*Fragmento del documento*:
Crímenes

Grandes Crímenes: El hijo del gallero

Lo peor del libre albedrío es que el hombre escoge ser malvado
17.08.2019

El hombre estaba sentado en la orilla de su cama, con la cabeza agachada, mirándose las manos y pensando, quizás, en mil cosas, cuando un objeto metálico pasó con rapidez por las rejas de su celda.

Levantó la cabeza, miró hacia adelante, con algo de asombro, y se puso de pie. Frente a él, un hombre alto y delgado, con el pelo cortado al estilo militar, el rostro duro, de pómulos quemados por el sol y dientes blancos y grandes que le sonreían de forma extraña, lo veía con ojos duros, negros y sin brillo, como el fondo de una tumba.

“Rigo –le dijo–, parece que no te acordás de mí, y te entiendo porque nos conocimos hace años, allá en la aldea, en Patuca…”

Rigo no dijo nada.

Registros de origen:
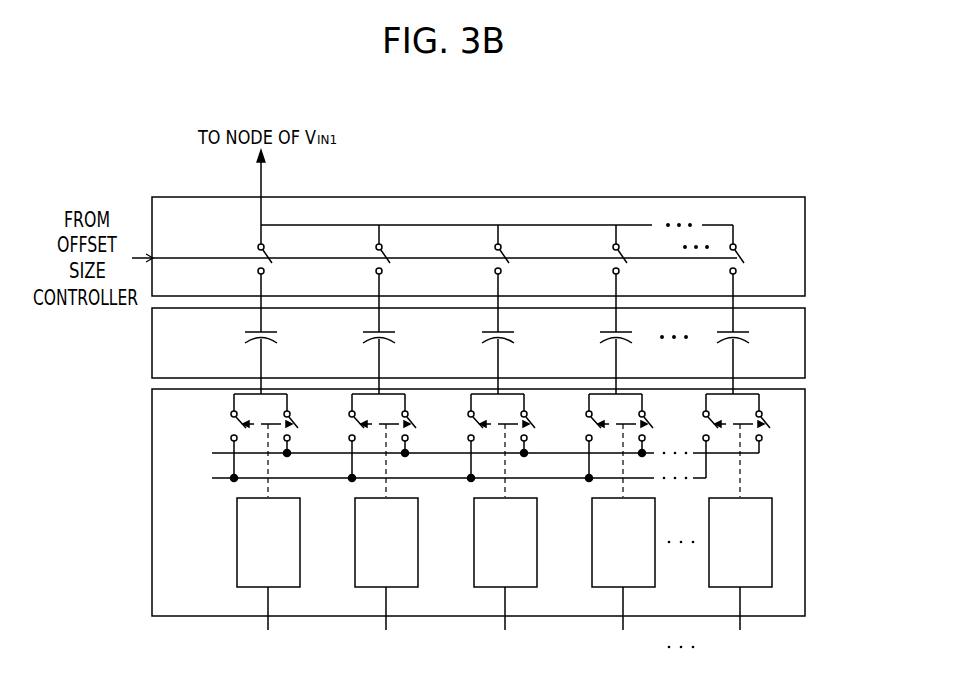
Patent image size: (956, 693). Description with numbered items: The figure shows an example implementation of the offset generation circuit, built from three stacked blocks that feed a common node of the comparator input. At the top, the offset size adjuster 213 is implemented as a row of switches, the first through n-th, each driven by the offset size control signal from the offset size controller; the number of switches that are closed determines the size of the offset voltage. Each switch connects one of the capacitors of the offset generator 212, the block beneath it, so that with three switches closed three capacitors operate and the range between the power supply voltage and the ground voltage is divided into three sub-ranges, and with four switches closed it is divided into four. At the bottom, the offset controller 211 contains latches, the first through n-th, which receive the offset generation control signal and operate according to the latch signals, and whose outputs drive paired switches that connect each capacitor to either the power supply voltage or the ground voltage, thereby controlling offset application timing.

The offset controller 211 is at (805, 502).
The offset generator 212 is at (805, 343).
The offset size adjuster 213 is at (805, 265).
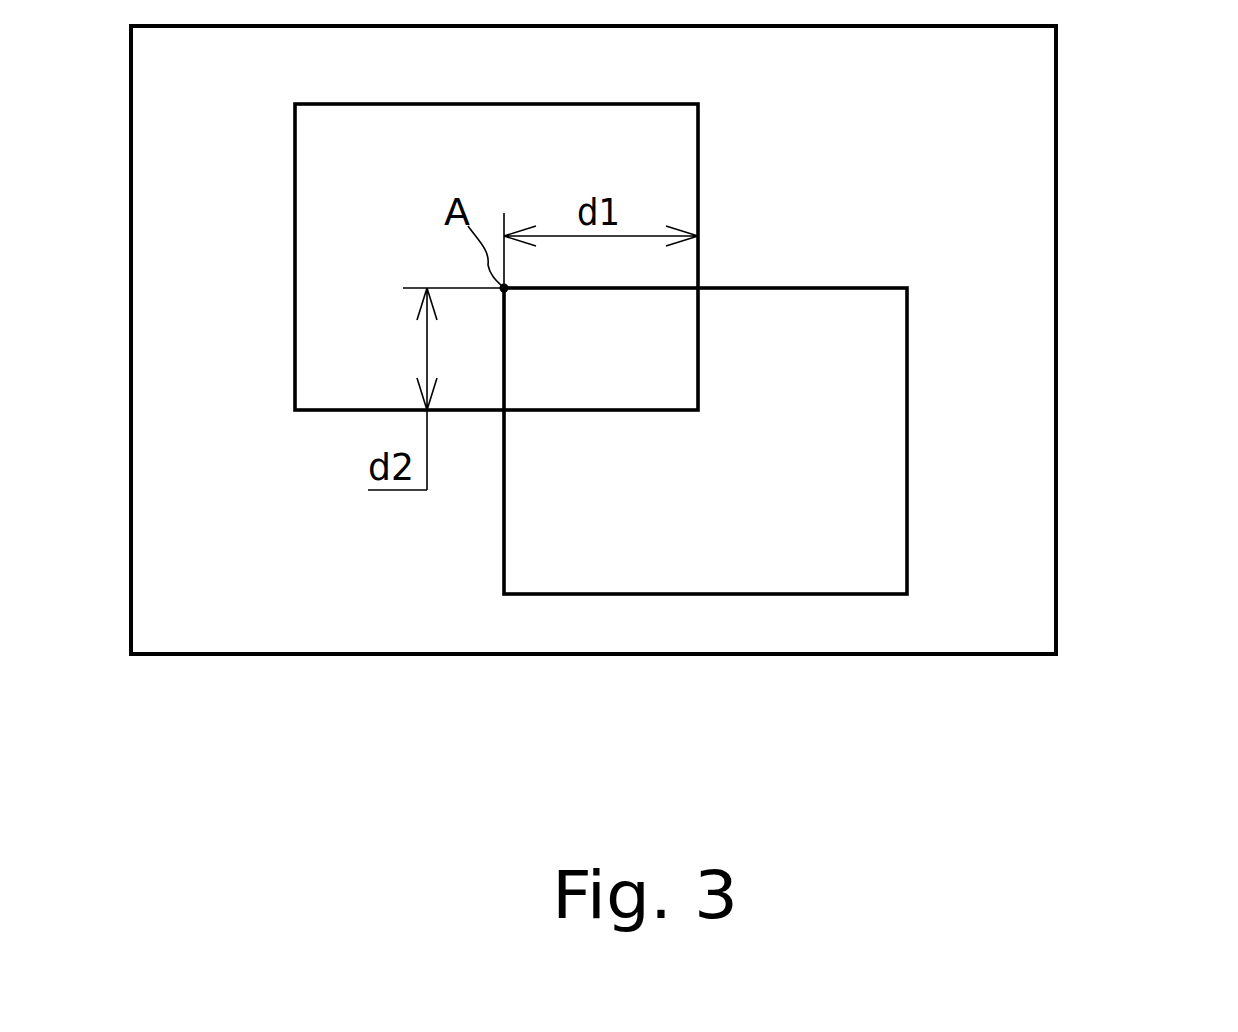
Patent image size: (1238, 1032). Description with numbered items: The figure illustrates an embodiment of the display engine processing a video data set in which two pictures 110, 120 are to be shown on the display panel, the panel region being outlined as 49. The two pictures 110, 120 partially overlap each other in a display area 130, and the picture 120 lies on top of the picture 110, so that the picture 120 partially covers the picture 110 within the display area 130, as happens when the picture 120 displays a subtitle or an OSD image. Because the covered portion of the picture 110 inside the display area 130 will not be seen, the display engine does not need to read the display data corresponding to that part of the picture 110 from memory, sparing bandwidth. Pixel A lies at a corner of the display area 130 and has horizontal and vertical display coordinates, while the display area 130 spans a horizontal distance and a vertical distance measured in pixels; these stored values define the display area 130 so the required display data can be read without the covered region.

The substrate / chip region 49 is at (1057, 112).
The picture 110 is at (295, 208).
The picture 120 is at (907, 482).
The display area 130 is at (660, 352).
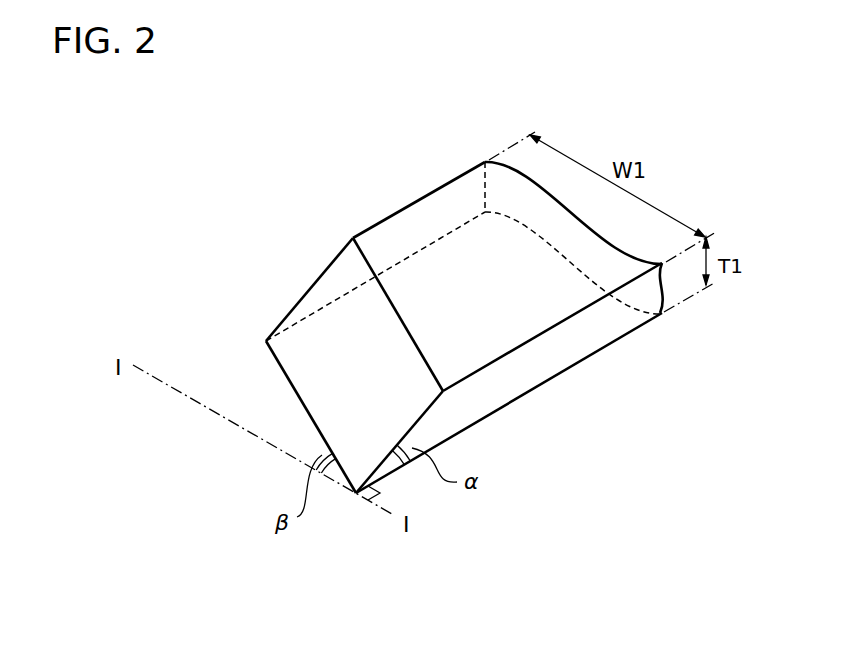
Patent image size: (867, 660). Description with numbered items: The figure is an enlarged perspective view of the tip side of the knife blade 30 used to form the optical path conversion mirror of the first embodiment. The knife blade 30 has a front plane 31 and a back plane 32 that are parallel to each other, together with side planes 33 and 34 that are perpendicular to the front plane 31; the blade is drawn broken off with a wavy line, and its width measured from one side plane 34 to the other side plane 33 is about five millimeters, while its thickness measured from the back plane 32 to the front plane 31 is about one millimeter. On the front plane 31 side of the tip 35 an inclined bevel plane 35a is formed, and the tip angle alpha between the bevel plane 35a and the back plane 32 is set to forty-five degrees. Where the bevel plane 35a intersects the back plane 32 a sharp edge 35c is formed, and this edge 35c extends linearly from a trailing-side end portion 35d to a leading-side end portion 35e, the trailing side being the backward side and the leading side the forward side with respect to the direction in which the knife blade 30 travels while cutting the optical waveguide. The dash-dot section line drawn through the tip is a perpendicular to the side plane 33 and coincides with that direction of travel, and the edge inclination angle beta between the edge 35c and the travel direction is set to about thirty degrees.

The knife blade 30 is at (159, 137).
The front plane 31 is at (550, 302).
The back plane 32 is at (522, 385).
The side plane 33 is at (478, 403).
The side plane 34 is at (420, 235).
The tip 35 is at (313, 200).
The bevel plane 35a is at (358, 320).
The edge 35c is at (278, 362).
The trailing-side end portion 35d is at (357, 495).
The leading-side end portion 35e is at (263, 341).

* * *

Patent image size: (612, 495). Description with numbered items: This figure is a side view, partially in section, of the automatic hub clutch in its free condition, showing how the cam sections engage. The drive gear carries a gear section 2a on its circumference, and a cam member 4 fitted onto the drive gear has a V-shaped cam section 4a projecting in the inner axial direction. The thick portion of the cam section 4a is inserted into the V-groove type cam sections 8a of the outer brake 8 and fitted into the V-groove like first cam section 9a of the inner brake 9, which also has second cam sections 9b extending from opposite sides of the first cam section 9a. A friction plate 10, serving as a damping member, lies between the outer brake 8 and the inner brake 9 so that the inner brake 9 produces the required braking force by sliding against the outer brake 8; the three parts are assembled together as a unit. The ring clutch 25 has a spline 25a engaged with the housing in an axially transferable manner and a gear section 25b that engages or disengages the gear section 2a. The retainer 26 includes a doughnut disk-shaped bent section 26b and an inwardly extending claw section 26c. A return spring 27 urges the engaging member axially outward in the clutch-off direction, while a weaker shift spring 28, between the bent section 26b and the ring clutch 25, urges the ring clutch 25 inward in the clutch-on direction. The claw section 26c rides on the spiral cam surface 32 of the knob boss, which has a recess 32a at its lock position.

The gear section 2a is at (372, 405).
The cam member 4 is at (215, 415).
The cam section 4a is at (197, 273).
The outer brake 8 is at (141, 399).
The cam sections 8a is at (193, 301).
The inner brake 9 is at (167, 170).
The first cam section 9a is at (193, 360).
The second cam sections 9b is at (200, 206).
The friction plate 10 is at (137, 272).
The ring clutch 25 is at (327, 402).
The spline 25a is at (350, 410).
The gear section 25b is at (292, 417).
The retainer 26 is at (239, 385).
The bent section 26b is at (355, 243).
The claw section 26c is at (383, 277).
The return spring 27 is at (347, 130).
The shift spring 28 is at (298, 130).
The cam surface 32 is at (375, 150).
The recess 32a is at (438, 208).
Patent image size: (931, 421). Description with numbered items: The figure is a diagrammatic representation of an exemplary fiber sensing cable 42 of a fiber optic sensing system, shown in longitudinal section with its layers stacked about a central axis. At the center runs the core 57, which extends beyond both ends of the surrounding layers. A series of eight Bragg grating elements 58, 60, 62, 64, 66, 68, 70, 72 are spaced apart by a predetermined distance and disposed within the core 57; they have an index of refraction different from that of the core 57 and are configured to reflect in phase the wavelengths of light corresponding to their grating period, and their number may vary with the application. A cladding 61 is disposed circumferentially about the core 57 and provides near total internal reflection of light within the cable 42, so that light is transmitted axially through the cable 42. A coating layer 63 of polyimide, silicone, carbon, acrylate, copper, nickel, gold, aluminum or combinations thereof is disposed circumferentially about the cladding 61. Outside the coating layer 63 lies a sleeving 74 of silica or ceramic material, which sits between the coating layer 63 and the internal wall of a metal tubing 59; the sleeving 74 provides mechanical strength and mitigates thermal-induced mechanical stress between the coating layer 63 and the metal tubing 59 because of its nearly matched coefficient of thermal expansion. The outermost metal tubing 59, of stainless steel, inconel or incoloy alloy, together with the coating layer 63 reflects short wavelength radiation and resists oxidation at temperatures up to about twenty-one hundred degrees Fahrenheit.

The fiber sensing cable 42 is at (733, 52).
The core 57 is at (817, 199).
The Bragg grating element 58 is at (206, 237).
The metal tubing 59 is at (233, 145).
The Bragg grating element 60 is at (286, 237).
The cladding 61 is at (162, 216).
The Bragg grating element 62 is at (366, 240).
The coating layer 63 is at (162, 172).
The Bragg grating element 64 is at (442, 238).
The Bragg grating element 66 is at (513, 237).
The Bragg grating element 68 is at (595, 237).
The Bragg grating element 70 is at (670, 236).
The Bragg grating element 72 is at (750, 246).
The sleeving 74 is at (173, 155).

*Tarea planteada 1*: Traduce al inglés esta oración del relato del hijo del gallero: «Levantó la cabeza, miró hacia adelante, con algo de asombro, y se puso de pie.»
*Tarea planteada 2*: Resume en menos palabras el párrafo del relato del hijo del gallero que empieza con «Levantó la cabeza», sin perder sus datos principales.
*Tarea planteada 3*: Prosigue el relato del hijo del gallero a partir de su última oración.

*Resultado 1*: He raised his head, looked ahead with some astonishment, and stood up.

*Resultado 2*: Sorprendido, el hombre levantó la cabeza y se puso de pie. Frente a él había un hombre alto y delgado. Llevaba el pelo al estilo militar y tenía el rostro duro, con los pómulos quemados por el sol. Le sonreía de forma extraña con dientes blancos y grandes, y lo miraba con ojos negros, duros y sin brillo.

*Resultado 3*:
Había arrugado las cejas, como si así obligara a su cerebro a recordar, y, de pie a un metro de las rejas, abrió la boca para decir algo, pero el desconocido lo interrumpió.

“¿Sabés vos lo que significa ‘todo se lo dejo a Dios’?”

Rigo no contestó, dio medio paso hacia atrás.

A los lados, los inquilinos de las otras celdas se habían puesto de pie y miraban al hombre sin decir nada. Y, en aquel pabellón del módulo de Máxima Seguridad la tensión podía palparse, a pesar de los murmullos que se escuchaban como lejanos ronquidos.

¿Quién era aquel hombre que visitaba en su celda al detenido? Y, ¿qué motivos tenía para hacerle aquella pregunta, en apariencia, sin sentido?

Además, ¿quién era Rigo? ¿Había recordado quién era el hombre que lo visitaba? Y, ¿por qué retrocedió medio paso, al tiempo que su rostro se ponía más blanco que el papel?

Tenía mucho tiempo de estar en aquella celda, en ese módulo donde “no entra ni siquiera una aguja” si los guardianes no quieren, y esperaba, solo esperaba el día en que volvería a ver el sol de la libertad.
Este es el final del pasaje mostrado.